**RECORDED DATA:**
# # # # # # #

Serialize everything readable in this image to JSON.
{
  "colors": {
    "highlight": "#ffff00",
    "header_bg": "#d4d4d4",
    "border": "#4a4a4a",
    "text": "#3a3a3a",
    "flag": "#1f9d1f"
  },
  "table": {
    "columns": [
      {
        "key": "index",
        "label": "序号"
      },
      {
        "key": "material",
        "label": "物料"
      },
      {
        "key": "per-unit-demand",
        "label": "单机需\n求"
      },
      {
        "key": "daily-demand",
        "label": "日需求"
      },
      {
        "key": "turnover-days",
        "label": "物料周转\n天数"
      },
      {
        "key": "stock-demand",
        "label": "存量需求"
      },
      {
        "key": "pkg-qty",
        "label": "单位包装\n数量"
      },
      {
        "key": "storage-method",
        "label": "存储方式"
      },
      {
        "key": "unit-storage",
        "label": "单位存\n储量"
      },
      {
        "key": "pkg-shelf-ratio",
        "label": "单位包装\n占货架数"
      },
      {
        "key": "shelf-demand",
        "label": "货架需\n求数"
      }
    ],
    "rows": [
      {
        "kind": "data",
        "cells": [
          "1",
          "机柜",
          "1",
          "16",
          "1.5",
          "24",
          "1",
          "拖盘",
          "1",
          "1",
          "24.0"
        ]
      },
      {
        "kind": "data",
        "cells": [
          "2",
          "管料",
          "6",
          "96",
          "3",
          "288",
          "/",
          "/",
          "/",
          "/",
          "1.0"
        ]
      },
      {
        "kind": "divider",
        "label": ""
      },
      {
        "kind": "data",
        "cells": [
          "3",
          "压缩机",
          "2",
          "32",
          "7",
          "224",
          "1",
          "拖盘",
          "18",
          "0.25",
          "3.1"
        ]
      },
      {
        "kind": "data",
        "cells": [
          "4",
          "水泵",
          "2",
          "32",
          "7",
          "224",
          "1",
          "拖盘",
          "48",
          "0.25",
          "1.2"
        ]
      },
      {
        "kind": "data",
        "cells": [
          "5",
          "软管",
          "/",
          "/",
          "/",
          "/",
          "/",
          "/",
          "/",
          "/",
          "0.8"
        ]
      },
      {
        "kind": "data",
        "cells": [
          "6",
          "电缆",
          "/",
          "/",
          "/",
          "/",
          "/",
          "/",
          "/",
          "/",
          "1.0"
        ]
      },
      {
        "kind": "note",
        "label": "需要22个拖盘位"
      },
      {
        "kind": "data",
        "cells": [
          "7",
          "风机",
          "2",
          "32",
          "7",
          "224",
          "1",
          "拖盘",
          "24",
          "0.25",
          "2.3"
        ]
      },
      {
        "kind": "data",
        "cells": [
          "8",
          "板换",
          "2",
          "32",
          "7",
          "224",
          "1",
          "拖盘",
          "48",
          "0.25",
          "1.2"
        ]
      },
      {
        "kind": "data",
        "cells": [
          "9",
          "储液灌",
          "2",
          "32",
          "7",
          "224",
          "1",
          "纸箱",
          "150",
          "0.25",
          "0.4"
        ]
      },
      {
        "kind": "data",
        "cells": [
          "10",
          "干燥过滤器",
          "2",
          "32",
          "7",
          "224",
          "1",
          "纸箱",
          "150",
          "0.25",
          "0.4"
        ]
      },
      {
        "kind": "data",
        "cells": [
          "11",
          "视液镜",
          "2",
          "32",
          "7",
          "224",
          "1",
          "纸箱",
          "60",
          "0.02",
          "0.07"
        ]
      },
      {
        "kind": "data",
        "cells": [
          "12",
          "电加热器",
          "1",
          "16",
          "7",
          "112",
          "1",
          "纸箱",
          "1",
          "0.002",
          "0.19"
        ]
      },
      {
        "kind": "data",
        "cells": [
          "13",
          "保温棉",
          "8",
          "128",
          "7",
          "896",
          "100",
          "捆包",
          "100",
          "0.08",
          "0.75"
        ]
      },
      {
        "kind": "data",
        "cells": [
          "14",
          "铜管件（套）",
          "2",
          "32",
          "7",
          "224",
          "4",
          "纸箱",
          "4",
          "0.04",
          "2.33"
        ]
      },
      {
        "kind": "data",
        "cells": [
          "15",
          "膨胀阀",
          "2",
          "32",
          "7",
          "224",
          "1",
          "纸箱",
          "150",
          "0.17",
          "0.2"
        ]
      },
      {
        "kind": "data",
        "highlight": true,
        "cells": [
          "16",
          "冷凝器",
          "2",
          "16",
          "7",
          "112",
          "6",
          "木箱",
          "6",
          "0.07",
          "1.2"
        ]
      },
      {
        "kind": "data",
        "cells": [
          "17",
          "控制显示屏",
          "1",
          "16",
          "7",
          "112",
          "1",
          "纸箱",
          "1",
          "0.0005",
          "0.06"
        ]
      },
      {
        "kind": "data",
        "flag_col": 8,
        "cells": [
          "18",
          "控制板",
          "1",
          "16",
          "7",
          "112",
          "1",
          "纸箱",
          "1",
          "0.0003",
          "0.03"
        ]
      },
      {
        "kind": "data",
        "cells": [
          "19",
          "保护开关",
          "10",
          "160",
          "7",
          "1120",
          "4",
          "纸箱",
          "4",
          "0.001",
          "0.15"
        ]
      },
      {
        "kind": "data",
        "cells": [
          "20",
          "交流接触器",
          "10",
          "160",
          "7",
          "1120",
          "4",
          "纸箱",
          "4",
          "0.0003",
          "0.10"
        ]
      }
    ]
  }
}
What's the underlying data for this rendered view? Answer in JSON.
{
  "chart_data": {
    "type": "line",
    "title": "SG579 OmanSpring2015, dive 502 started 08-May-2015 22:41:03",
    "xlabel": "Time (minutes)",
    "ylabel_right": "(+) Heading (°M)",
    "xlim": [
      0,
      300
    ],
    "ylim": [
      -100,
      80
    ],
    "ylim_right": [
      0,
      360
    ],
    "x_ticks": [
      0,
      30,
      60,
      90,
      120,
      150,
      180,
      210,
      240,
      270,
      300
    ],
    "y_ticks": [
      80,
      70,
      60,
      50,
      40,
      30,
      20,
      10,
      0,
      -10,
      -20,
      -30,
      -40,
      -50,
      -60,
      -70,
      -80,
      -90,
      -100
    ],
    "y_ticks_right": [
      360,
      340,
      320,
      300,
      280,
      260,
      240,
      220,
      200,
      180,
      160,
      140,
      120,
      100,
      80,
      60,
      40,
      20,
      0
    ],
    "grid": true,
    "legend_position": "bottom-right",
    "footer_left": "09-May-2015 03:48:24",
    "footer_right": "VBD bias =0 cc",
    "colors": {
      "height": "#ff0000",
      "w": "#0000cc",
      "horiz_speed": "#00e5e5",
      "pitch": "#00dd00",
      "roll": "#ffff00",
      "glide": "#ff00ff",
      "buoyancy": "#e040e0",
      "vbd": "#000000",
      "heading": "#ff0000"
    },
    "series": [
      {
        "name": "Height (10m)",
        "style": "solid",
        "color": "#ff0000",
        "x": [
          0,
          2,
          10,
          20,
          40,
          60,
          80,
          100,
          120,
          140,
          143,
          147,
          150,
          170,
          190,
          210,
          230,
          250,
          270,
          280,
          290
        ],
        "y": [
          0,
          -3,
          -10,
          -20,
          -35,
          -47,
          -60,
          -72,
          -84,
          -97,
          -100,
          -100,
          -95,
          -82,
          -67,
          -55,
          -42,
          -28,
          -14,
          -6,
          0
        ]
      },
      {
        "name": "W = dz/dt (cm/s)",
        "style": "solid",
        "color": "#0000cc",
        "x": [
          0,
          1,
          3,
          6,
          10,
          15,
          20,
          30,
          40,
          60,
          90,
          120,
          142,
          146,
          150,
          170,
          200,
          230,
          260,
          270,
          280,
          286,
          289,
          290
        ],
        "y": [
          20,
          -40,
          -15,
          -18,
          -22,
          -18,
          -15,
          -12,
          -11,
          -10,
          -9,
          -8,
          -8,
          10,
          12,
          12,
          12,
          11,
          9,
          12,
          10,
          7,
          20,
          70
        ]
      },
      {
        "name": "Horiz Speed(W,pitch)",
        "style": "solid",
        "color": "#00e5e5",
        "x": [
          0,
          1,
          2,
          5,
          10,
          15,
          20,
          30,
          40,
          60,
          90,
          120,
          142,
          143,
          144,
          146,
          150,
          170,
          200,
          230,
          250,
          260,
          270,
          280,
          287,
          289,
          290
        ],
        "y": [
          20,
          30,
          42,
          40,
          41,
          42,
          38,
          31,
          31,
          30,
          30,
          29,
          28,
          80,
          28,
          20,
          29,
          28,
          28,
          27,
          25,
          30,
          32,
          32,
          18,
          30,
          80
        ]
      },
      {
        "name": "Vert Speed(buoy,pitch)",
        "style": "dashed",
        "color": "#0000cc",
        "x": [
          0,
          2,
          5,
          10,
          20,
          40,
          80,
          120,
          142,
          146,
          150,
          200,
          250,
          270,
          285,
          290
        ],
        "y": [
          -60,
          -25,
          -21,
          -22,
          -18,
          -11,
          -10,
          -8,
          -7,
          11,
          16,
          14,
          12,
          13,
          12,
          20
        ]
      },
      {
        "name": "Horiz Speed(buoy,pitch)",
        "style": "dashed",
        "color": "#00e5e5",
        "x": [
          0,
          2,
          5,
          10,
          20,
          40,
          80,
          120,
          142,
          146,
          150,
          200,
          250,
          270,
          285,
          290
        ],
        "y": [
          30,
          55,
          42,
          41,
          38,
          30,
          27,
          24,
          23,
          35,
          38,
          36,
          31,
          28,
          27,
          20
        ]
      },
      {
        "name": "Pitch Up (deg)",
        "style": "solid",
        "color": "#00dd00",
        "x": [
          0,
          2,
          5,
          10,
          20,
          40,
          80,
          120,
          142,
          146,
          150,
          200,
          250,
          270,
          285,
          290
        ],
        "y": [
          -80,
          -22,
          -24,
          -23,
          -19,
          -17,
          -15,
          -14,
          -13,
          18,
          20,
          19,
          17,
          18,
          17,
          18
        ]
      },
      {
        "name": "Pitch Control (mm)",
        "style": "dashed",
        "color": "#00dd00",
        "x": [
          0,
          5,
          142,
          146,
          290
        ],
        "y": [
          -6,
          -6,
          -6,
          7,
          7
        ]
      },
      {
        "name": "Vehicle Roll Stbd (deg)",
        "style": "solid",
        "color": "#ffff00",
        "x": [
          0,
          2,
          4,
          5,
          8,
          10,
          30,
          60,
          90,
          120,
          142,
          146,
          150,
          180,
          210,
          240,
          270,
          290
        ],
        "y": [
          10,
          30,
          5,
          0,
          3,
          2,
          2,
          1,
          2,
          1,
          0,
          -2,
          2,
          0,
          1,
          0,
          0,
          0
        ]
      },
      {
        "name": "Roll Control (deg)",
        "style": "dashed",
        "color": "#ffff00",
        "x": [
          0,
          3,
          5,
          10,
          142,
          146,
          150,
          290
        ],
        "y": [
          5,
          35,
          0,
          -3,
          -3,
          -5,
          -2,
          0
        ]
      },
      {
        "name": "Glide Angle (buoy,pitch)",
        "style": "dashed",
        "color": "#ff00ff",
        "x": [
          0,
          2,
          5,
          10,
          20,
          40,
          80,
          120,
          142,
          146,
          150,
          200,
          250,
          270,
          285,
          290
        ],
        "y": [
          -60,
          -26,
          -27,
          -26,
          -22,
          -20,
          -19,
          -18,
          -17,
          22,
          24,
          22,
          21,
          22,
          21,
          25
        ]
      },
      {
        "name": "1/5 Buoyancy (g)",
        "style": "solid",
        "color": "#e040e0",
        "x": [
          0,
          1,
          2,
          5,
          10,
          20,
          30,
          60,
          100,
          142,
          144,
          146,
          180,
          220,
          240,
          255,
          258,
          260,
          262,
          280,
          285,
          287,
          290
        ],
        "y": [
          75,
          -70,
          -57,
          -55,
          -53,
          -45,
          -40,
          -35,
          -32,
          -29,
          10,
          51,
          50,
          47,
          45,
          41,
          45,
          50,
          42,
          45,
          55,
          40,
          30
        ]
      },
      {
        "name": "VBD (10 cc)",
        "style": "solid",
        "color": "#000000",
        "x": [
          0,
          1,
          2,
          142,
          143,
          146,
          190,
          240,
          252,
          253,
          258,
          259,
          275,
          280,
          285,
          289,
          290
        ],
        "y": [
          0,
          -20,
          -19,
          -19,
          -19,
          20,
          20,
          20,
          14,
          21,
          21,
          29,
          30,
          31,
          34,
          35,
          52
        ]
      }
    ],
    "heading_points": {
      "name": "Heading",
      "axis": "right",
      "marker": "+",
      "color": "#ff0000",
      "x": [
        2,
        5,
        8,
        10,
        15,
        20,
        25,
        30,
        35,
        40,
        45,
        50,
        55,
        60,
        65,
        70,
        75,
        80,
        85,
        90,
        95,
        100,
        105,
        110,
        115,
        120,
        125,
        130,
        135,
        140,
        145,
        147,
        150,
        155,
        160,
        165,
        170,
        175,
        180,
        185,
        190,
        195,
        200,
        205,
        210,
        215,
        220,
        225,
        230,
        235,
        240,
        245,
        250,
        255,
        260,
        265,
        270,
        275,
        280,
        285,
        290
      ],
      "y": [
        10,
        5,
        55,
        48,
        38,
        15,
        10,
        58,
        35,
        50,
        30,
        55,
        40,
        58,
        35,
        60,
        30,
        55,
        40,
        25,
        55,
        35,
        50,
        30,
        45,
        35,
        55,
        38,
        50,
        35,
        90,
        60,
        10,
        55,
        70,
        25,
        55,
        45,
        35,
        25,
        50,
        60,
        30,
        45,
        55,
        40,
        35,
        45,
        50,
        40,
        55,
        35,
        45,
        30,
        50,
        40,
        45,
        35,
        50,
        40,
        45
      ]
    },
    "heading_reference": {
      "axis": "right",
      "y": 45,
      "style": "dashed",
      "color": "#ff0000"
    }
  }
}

# # # # # # #

**WHAT THIS TASK INVOLVES:**
From the records above, pick out and copy each line holding the word "JSON".

**REPLY TO THE TASK:**
Serialize everything readable in this image to JSON.
What's the underlying data for this rendered view? Answer in JSON.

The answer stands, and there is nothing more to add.